§ **WORK INSTRUCTIONS**
Using the data below, repeat all of it precisely.

§ **PROVIDED RECORDS**
------
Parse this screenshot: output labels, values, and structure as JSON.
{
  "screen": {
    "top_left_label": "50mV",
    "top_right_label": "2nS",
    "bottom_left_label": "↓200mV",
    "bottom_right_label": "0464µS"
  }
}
------
§ **COMPLETE RESPONSE**
Parse this screenshot: output labels, values, and structure as JSON.
{
  "screen": {
    "top_left_label": "50mV",
    "top_right_label": "2nS",
    "bottom_left_label": "↓200mV",
    "bottom_right_label": "0464µS"
  }
}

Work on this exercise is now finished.